> **TO DO**: Pictures stay out of the copy; restate everything else in the material exactly.

▶

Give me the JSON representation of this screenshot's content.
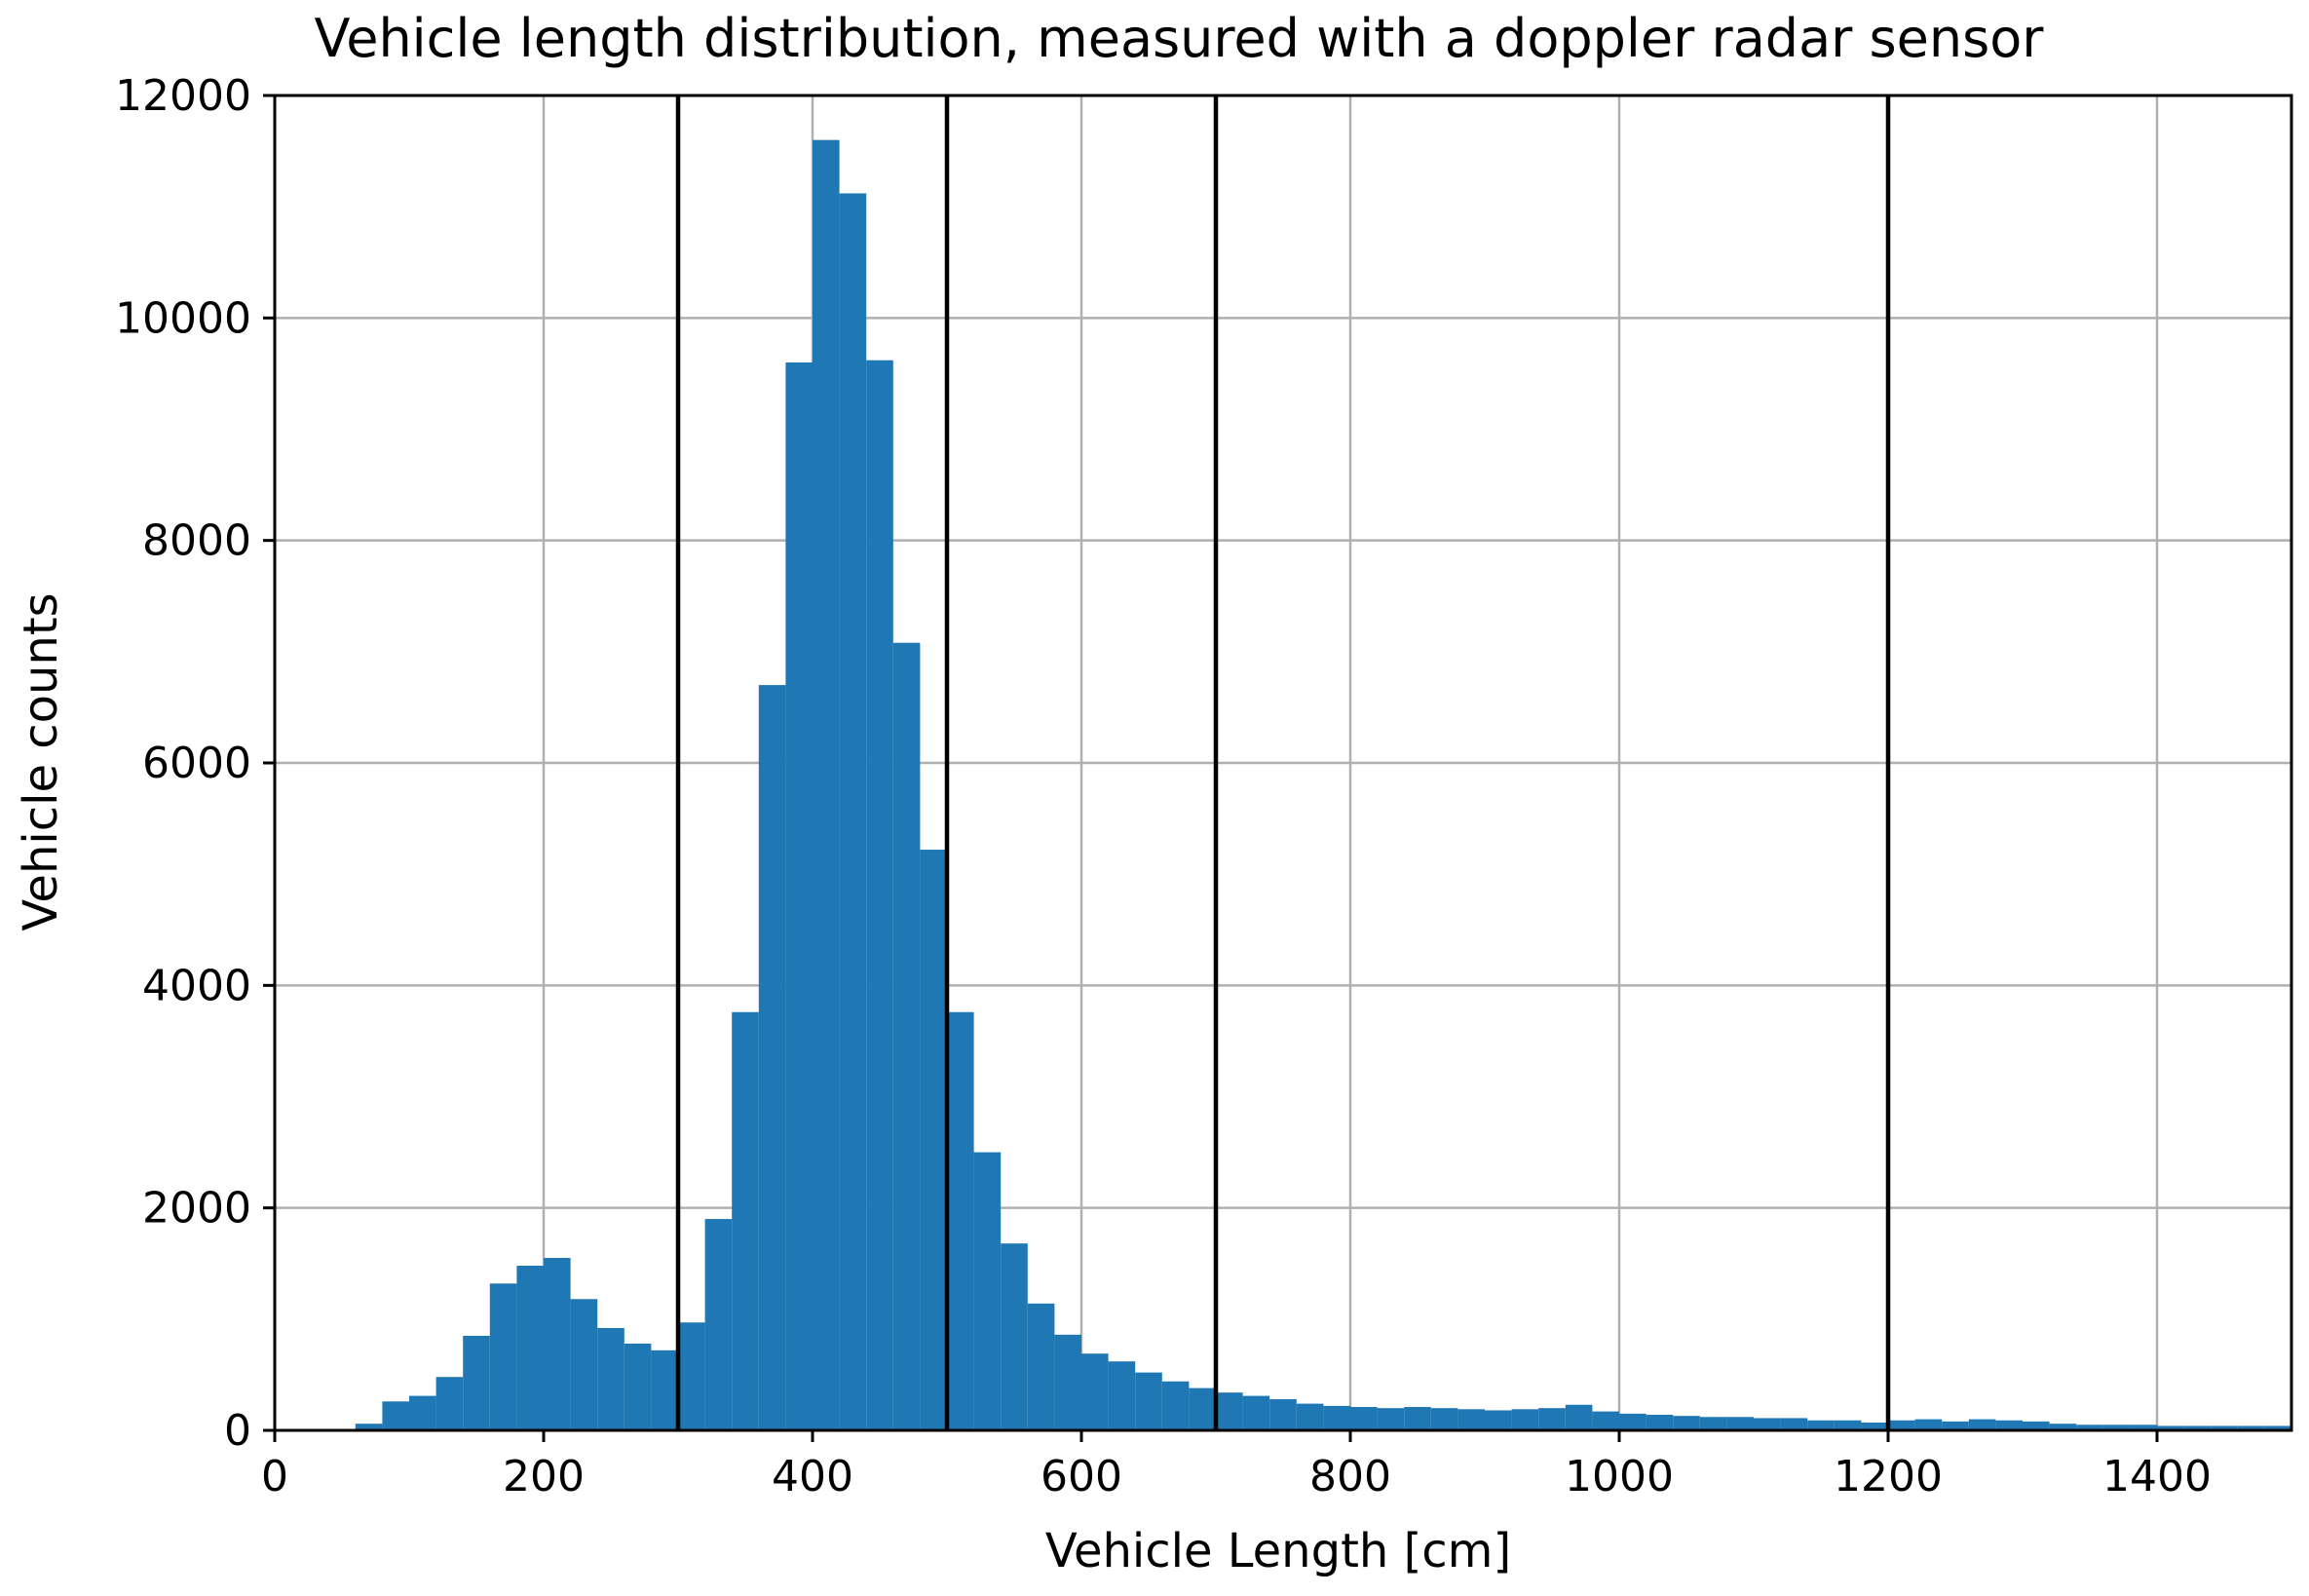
{
  "chart_data": {
    "type": "bar",
    "title": "Vehicle length distribution, measured with a doppler radar sensor",
    "xlabel": "Vehicle Length [cm]",
    "ylabel": "Vehicle counts",
    "xlim": [
      0,
      1500
    ],
    "ylim": [
      0,
      12000
    ],
    "xticks": [
      "0",
      "200",
      "400",
      "600",
      "800",
      "1000",
      "1200",
      "1400"
    ],
    "yticks": [
      "0",
      "2000",
      "4000",
      "6000",
      "8000",
      "10000",
      "12000"
    ],
    "grid": true,
    "bar_color": "#1f77b4",
    "bin_width": 20,
    "bin_starts": [
      60,
      80,
      100,
      120,
      140,
      160,
      180,
      200,
      220,
      240,
      260,
      280,
      300,
      320,
      340,
      360,
      380,
      400,
      420,
      440,
      460,
      480,
      500,
      520,
      540,
      560,
      580,
      600,
      620,
      640,
      660,
      680,
      700,
      720,
      740,
      760,
      780,
      800,
      820,
      840,
      860,
      880,
      900,
      920,
      940,
      960,
      980,
      1000,
      1020,
      1040,
      1060,
      1080,
      1100,
      1120,
      1140,
      1160,
      1180,
      1200,
      1220,
      1240,
      1260,
      1280,
      1300,
      1320,
      1340,
      1360,
      1380,
      1400,
      1420,
      1440,
      1460,
      1480
    ],
    "values": [
      60,
      260,
      310,
      480,
      850,
      1320,
      1480,
      1550,
      1180,
      920,
      780,
      720,
      970,
      1900,
      3760,
      6700,
      9600,
      11600,
      11120,
      9620,
      7080,
      5220,
      3760,
      2500,
      1680,
      1140,
      860,
      690,
      620,
      520,
      440,
      380,
      340,
      310,
      280,
      240,
      220,
      210,
      200,
      210,
      200,
      190,
      180,
      190,
      200,
      230,
      170,
      150,
      140,
      130,
      120,
      120,
      110,
      110,
      90,
      90,
      70,
      90,
      100,
      80,
      100,
      90,
      80,
      60,
      50,
      50,
      50,
      40,
      40,
      40,
      40,
      40
    ],
    "vertical_lines": [
      300,
      500,
      700,
      1200
    ]
  }
}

◀

> **ANSWER TO THE TASK**:
Give me the JSON representation of this screenshot's content.
{
  "chart_data": {
    "type": "bar",
    "title": "Vehicle length distribution, measured with a doppler radar sensor",
    "xlabel": "Vehicle Length [cm]",
    "ylabel": "Vehicle counts",
    "xlim": [
      0,
      1500
    ],
    "ylim": [
      0,
      12000
    ],
    "xticks": [
      "0",
      "200",
      "400",
      "600",
      "800",
      "1000",
      "1200",
      "1400"
    ],
    "yticks": [
      "0",
      "2000",
      "4000",
      "6000",
      "8000",
      "10000",
      "12000"
    ],
    "grid": true,
    "bar_color": "#1f77b4",
    "bin_width": 20,
    "bin_starts": [
      60,
      80,
      100,
      120,
      140,
      160,
      180,
      200,
      220,
      240,
      260,
      280,
      300,
      320,
      340,
      360,
      380,
      400,
      420,
      440,
      460,
      480,
      500,
      520,
      540,
      560,
      580,
      600,
      620,
      640,
      660,
      680,
      700,
      720,
      740,
      760,
      780,
      800,
      820,
      840,
      860,
      880,
      900,
      920,
      940,
      960,
      980,
      1000,
      1020,
      1040,
      1060,
      1080,
      1100,
      1120,
      1140,
      1160,
      1180,
      1200,
      1220,
      1240,
      1260,
      1280,
      1300,
      1320,
      1340,
      1360,
      1380,
      1400,
      1420,
      1440,
      1460,
      1480
    ],
    "values": [
      60,
      260,
      310,
      480,
      850,
      1320,
      1480,
      1550,
      1180,
      920,
      780,
      720,
      970,
      1900,
      3760,
      6700,
      9600,
      11600,
      11120,
      9620,
      7080,
      5220,
      3760,
      2500,
      1680,
      1140,
      860,
      690,
      620,
      520,
      440,
      380,
      340,
      310,
      280,
      240,
      220,
      210,
      200,
      210,
      200,
      190,
      180,
      190,
      200,
      230,
      170,
      150,
      140,
      130,
      120,
      120,
      110,
      110,
      90,
      90,
      70,
      90,
      100,
      80,
      100,
      90,
      80,
      60,
      50,
      50,
      50,
      40,
      40,
      40,
      40,
      40
    ],
    "vertical_lines": [
      300,
      500,
      700,
      1200
    ]
  }
}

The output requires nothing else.